PROMPT: From the records below, pull each line that has "thành".

══════════

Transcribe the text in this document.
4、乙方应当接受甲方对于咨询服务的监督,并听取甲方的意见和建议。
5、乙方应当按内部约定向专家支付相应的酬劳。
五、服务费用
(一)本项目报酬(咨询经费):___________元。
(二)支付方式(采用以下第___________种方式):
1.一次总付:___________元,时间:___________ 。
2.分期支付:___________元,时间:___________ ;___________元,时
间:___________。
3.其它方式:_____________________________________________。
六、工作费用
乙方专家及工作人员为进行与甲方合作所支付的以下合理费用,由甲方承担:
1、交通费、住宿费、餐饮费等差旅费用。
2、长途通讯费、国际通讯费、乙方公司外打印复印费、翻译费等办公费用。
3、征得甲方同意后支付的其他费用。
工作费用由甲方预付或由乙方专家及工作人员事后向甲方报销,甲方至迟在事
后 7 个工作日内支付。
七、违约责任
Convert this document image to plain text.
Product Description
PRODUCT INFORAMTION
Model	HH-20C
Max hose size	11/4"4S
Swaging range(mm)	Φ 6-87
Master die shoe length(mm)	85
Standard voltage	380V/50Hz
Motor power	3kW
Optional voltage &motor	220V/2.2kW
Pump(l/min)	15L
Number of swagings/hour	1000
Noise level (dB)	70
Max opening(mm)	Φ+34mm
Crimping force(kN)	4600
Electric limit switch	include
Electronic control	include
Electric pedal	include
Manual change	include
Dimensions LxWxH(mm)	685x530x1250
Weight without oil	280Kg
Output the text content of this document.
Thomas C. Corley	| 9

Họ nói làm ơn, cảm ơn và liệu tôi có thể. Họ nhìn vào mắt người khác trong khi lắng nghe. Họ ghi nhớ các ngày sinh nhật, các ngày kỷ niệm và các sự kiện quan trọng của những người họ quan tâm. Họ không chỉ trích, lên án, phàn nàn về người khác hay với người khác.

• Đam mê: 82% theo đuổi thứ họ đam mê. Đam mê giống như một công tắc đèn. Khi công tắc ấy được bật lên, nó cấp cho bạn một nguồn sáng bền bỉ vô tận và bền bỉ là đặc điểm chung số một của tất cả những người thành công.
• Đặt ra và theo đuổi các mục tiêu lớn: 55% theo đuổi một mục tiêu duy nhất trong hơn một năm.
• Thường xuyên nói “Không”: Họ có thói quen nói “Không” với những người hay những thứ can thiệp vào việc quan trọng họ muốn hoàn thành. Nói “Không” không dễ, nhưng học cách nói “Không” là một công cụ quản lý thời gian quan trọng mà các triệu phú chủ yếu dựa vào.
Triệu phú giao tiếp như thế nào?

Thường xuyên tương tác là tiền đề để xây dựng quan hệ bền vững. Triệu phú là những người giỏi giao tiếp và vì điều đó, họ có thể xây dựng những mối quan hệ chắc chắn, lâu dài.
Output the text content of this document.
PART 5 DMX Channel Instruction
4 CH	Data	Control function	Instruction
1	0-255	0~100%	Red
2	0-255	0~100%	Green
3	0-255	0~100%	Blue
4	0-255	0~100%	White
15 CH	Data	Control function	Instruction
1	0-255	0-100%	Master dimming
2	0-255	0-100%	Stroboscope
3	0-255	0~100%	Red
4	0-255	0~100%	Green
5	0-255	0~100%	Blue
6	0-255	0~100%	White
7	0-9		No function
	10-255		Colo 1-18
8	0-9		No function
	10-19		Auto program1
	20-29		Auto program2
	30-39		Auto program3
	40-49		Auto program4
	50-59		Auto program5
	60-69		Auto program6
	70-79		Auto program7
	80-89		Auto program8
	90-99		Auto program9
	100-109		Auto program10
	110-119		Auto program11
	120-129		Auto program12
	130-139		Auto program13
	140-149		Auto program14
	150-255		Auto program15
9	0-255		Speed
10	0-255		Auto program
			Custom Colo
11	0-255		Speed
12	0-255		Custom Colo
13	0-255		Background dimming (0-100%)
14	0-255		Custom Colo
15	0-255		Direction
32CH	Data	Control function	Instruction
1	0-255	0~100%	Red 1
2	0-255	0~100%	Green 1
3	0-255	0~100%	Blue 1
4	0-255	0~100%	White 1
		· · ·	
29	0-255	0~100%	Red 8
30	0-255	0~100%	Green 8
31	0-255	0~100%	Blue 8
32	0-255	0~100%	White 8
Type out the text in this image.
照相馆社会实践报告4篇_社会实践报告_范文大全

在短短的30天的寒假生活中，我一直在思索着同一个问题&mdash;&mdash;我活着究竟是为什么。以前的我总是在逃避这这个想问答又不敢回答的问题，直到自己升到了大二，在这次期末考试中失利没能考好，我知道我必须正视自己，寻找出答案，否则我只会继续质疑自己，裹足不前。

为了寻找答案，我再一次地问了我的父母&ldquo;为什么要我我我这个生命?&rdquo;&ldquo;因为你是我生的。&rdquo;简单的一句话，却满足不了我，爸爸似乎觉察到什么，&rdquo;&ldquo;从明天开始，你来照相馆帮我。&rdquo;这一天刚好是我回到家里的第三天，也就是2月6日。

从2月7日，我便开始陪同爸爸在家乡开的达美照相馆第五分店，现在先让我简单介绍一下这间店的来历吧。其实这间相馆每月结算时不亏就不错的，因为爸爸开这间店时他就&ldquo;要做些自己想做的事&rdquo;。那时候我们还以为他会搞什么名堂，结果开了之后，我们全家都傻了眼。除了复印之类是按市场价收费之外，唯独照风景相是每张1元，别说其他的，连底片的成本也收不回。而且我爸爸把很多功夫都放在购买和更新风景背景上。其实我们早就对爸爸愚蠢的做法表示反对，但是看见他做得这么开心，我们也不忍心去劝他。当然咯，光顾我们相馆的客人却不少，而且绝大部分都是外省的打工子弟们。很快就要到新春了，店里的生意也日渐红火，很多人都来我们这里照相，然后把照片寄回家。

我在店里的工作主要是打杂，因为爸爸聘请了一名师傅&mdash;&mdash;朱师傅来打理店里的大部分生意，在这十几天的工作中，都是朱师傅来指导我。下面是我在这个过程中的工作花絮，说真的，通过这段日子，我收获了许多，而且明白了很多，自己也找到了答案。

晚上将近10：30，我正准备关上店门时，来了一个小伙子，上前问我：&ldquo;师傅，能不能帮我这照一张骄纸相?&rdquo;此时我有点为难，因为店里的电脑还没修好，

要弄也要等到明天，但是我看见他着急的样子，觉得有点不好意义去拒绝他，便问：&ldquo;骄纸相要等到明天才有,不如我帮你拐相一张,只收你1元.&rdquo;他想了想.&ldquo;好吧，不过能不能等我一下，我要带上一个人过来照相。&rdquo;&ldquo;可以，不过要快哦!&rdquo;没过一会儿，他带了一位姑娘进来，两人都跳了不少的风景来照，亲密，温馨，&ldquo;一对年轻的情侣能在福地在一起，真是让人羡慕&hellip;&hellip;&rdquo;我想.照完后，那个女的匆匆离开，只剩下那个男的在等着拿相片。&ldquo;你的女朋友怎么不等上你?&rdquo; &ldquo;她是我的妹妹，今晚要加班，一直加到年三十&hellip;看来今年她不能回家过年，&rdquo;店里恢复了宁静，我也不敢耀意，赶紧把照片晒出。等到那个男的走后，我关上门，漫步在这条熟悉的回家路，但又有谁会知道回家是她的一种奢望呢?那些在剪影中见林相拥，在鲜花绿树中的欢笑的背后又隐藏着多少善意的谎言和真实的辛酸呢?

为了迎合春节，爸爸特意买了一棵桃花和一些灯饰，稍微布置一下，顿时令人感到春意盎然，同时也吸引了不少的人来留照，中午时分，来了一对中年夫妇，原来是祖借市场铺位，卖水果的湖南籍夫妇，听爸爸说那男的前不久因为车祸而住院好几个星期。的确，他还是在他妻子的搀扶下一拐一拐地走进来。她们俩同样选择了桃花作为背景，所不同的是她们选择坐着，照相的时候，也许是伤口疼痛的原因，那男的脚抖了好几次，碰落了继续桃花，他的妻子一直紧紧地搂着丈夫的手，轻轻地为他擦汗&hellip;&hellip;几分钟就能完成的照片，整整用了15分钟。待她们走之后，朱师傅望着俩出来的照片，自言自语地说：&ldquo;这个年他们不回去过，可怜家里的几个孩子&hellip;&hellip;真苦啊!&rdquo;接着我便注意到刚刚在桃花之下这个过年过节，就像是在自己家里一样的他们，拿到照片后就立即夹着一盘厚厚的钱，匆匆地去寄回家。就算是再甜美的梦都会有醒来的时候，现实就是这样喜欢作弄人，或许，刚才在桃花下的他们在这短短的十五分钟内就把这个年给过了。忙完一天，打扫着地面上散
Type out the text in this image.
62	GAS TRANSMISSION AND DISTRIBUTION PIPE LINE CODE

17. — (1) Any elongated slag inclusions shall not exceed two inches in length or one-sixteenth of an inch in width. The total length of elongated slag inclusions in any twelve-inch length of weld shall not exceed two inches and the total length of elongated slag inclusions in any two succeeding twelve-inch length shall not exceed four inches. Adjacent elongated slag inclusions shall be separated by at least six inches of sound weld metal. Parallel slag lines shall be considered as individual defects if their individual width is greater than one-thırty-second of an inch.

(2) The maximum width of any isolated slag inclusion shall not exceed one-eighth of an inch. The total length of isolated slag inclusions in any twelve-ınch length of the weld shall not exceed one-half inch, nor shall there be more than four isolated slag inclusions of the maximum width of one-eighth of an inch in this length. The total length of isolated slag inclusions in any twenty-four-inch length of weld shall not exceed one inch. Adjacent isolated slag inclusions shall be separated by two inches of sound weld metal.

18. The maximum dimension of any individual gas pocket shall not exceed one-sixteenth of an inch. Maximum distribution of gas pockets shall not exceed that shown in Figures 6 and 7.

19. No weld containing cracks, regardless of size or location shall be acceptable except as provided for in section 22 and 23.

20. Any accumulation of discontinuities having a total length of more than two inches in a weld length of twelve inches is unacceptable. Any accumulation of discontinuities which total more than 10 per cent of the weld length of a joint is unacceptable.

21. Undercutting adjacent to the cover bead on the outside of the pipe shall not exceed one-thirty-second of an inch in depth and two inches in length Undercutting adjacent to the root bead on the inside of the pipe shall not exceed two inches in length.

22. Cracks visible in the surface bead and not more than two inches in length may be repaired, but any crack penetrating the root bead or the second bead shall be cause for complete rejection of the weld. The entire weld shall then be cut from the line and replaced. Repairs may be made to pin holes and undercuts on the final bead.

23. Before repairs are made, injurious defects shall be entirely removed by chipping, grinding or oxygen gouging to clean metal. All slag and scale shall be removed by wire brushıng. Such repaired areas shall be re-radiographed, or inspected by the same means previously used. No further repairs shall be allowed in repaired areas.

══════════

CORRECT ANSWER:
• Đam mê: 82% theo đuổi thứ họ đam mê. Đam mê giống như một công tắc đèn. Khi công tắc ấy được bật lên, nó cấp cho bạn một nguồn sáng bền bỉ vô tận và bền bỉ là đặc điểm chung số một của tất cả những người thành công.
• Thường xuyên nói “Không”: Họ có thói quen nói “Không” với những người hay những thứ can thiệp vào việc quan trọng họ muốn hoàn thành. Nói “Không” không dễ, nhưng học cách nói “Không” là một công cụ quản lý thời gian quan trọng mà các triệu phú chủ yếu dựa vào.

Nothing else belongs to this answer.